- [STATED TASK 1]
Answer these questions from the passage on Marcion's canon:
(a) What name did Marcion give the Gospel of Luke?
(b) How many of the Pauline epistles did his canon include?
(c) What did Marcion call the work he added that contrasted the New Testament and Old Testament views of God and morality?

─── EXCERPT TO READ

Marcion created a canon, a definite group of books which he regarded as fully authoritative, displacing all others. These comprised ten of the Pauline epistles (without the Pastorals and Hebrews) and Luke's Gospel. He seems to have edited these books, purging them of what did not accord with his views, or alternately his versions were the originals that were later modified by Proto-Orthodoxy against Marcionism.
The Gospel of Luke, which Marcion called simply the Gospel of the Lord, he edited to remove any passages that connected Jesus with the Old Testament, or as stated above, these passages were later added to the Gospel of Luke. This was because he believed that the god of the Jews, Yahweh, who gave them the Jewish Scriptures, was an entirely different god than the Supreme God who sent Jesus and inspired the New Testament. He used ten letters of Paul as well (excluding Hebrews and the Pastoral epistles) assuming his Epistle to the Laodiceans referred to canonical Ephesians and not the apocryphal Epistle to the Laodiceans or another text no longer extant. He also edited these in a similar way, or at least they differ from the current received text. To these, which he called the Gospel and the Apostolicon, he added his Antithesis which contrasted the New Testament view of God and morality with the Old Testament view of God and morality, see also Expounding of the Law#Antithesis of the Law.

──────
─── DATA FOR THE TASK

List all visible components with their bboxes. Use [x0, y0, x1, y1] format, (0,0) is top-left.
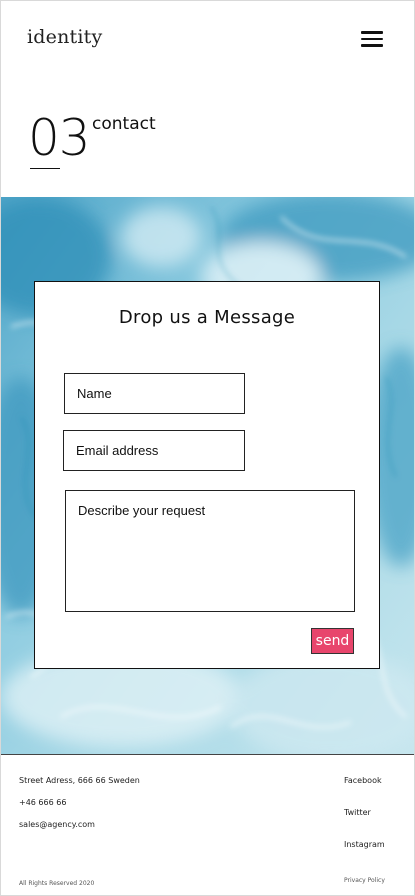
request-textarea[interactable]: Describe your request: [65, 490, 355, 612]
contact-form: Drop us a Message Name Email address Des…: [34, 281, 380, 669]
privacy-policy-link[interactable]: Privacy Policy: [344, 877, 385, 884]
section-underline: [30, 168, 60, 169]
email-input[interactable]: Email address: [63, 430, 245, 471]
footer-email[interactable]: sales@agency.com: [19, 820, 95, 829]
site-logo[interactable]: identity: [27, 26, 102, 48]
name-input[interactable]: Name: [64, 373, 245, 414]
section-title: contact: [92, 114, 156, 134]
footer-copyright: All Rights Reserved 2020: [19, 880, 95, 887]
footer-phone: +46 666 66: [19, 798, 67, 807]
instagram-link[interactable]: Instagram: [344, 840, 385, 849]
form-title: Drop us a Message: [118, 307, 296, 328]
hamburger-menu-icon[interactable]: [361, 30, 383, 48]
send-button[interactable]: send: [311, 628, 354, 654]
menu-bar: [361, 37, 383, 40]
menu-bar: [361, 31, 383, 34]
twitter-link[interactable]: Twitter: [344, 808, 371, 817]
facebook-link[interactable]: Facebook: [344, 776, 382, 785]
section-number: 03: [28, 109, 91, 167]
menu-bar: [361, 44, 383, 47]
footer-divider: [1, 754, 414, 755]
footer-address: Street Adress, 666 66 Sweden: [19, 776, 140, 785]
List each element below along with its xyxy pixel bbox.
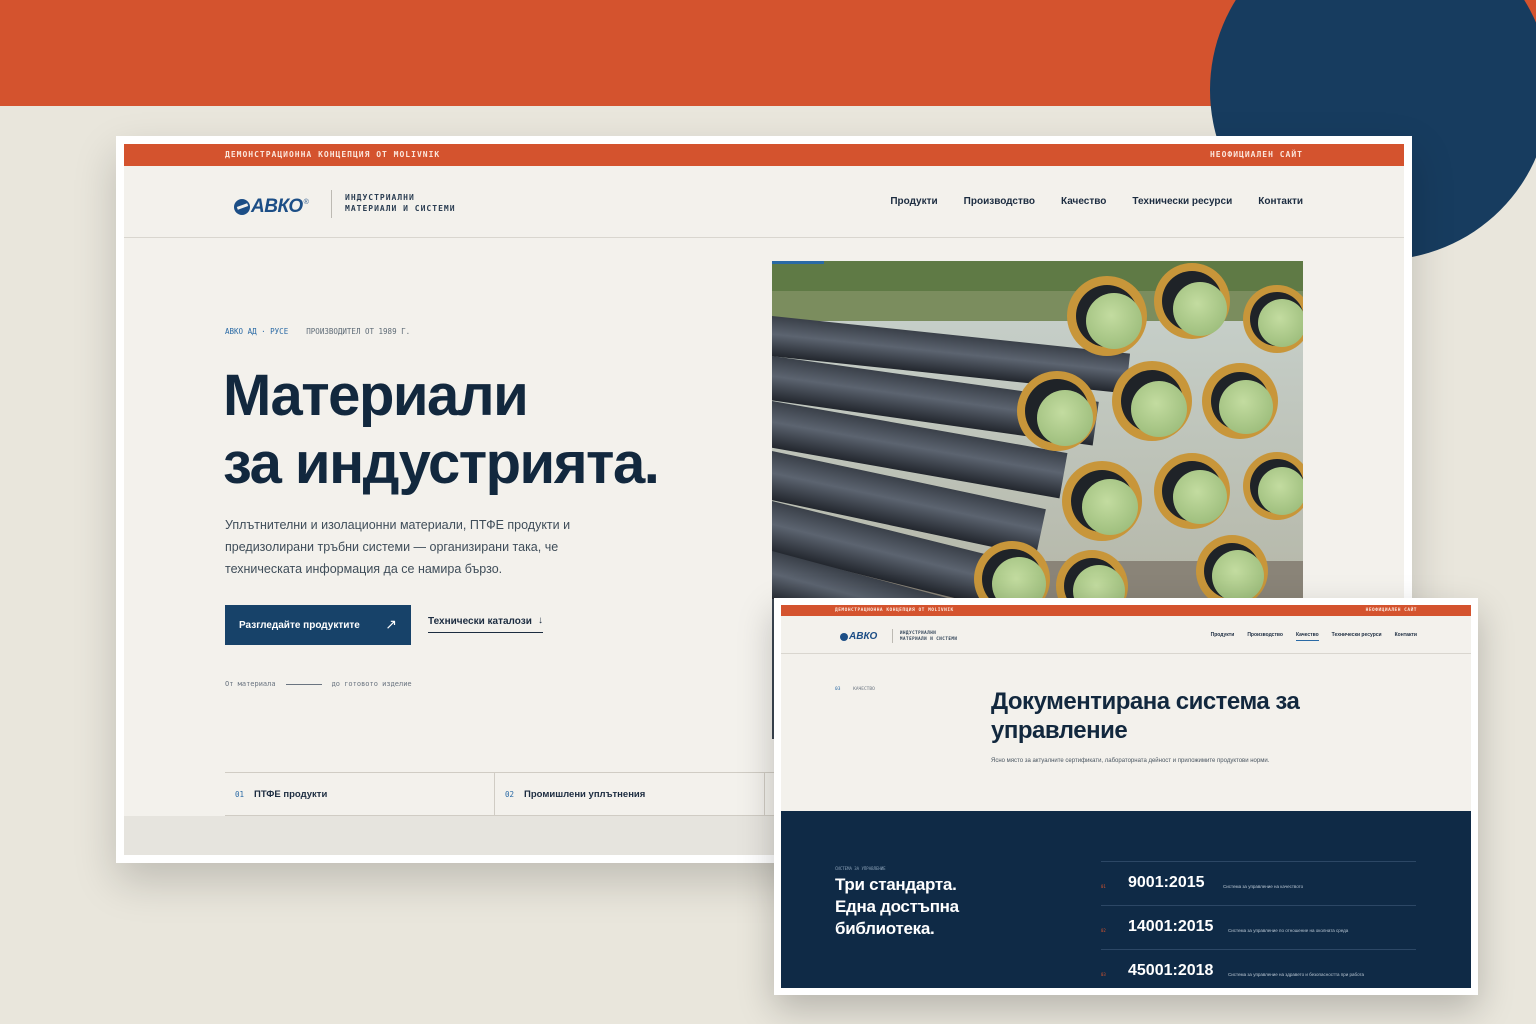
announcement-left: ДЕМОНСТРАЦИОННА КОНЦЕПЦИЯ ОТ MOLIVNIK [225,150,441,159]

──────

- [STATED TASK 2] Please echo the part of the records that opens with the line containing "request-textarea[interactable]: Describe your" and closes with the line containing "menu-bar: [361, 31, 383, 34]", including both of those lines.

- [TASK SOLUTION 1]
(a) The Gospel of the Lord
(b) Ten
(c) His Antithesis

- [TASK SOLUTION 2]
request-textarea[interactable]: Describe your request: [65, 490, 355, 612]
contact-form: Drop us a Message Name Email address Des…: [34, 281, 380, 669]
privacy-policy-link[interactable]: Privacy Policy: [344, 877, 385, 884]
section-underline: [30, 168, 60, 169]
email-input[interactable]: Email address: [63, 430, 245, 471]
footer-email[interactable]: sales@agency.com: [19, 820, 95, 829]
site-logo[interactable]: identity: [27, 26, 102, 48]
name-input[interactable]: Name: [64, 373, 245, 414]
section-title: contact: [92, 114, 156, 134]
footer-copyright: All Rights Reserved 2020: [19, 880, 95, 887]
footer-phone: +46 666 66: [19, 798, 67, 807]
instagram-link[interactable]: Instagram: [344, 840, 385, 849]
form-title: Drop us a Message: [118, 307, 296, 328]
hamburger-menu-icon[interactable]: [361, 30, 383, 48]
send-button[interactable]: send: [311, 628, 354, 654]
menu-bar: [361, 37, 383, 40]
menu-bar: [361, 31, 383, 34]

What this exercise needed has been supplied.